- **TASK REQUIREMENTS**:
Identify the lines that contain the word "заменить", then copy them.

[Saved entries]
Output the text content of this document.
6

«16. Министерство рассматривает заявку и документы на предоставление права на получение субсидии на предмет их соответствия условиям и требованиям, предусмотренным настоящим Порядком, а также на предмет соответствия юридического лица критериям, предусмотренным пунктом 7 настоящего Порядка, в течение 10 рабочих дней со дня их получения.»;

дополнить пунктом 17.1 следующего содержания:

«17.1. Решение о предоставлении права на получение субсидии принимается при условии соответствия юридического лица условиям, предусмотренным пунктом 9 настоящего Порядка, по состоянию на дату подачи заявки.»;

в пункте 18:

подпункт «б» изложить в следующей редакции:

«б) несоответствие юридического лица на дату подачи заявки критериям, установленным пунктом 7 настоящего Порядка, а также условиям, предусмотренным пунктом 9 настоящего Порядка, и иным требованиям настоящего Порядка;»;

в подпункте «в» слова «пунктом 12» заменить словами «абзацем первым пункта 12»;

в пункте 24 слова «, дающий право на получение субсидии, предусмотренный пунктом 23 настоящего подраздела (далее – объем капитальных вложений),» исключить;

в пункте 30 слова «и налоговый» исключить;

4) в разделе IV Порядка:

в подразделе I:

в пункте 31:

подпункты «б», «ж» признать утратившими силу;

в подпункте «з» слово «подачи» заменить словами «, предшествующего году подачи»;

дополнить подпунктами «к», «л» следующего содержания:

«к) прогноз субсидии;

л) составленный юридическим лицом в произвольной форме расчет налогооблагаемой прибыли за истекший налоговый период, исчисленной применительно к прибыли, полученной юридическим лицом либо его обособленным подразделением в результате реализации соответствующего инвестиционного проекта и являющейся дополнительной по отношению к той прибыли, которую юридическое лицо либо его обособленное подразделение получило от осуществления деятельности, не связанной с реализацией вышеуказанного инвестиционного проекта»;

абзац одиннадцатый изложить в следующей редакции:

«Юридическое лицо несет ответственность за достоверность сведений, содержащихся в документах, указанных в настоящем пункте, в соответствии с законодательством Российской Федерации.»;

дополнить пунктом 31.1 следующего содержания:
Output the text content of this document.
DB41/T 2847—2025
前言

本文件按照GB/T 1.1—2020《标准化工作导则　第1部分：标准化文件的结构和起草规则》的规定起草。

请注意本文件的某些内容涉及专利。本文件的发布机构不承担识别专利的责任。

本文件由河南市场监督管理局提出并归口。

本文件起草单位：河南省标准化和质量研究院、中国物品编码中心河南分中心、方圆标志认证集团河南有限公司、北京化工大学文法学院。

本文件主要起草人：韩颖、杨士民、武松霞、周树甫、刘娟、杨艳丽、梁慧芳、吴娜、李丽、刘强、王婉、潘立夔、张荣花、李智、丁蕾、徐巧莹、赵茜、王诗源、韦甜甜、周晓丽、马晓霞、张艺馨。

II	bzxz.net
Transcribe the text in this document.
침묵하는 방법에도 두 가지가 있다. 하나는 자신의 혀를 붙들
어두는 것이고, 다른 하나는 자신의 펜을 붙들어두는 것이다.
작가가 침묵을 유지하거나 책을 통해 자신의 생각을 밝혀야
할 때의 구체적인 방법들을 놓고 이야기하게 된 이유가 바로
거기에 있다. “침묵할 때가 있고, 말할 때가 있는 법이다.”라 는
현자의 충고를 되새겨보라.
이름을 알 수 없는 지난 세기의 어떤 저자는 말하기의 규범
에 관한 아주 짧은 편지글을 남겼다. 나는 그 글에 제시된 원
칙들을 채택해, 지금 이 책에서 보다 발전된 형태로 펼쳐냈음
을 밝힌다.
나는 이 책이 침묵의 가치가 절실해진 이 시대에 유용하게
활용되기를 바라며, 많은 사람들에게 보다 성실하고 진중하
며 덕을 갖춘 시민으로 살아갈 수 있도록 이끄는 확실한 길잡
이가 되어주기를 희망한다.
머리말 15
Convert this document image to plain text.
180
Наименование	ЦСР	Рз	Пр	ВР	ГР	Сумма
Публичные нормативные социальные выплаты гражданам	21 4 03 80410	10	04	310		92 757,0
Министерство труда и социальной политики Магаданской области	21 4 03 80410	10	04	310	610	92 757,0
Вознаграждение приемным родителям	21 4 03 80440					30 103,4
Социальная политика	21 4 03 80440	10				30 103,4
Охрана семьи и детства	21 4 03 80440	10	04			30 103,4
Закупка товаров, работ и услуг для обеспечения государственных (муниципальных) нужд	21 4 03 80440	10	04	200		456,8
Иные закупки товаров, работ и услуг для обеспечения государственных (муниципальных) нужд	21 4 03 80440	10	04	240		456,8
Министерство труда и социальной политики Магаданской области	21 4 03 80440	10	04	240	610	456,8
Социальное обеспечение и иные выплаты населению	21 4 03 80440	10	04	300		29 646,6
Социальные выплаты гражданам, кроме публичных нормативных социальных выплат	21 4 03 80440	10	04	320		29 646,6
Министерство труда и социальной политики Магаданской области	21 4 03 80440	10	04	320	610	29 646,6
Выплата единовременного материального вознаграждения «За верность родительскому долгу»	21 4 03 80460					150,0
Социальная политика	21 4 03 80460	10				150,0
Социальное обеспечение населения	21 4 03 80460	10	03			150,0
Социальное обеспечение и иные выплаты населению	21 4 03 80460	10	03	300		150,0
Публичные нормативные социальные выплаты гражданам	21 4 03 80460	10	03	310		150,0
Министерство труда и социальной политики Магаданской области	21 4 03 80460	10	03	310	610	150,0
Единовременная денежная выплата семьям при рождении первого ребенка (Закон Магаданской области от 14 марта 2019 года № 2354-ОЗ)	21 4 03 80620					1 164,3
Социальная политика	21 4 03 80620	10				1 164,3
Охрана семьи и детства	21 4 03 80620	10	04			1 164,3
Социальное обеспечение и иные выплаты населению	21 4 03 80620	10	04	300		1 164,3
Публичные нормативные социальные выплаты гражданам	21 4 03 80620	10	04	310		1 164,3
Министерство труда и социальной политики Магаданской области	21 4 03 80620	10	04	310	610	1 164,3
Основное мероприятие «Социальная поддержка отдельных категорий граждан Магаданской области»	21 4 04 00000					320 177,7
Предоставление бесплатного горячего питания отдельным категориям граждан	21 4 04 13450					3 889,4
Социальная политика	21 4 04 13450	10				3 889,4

- **TASK RESULT**:
в подпункте «в» слова «пунктом 12» заменить словами «абзацем первым пункта 12»;
в подпункте «з» слово «подачи» заменить словами «, предшествующего году подачи»;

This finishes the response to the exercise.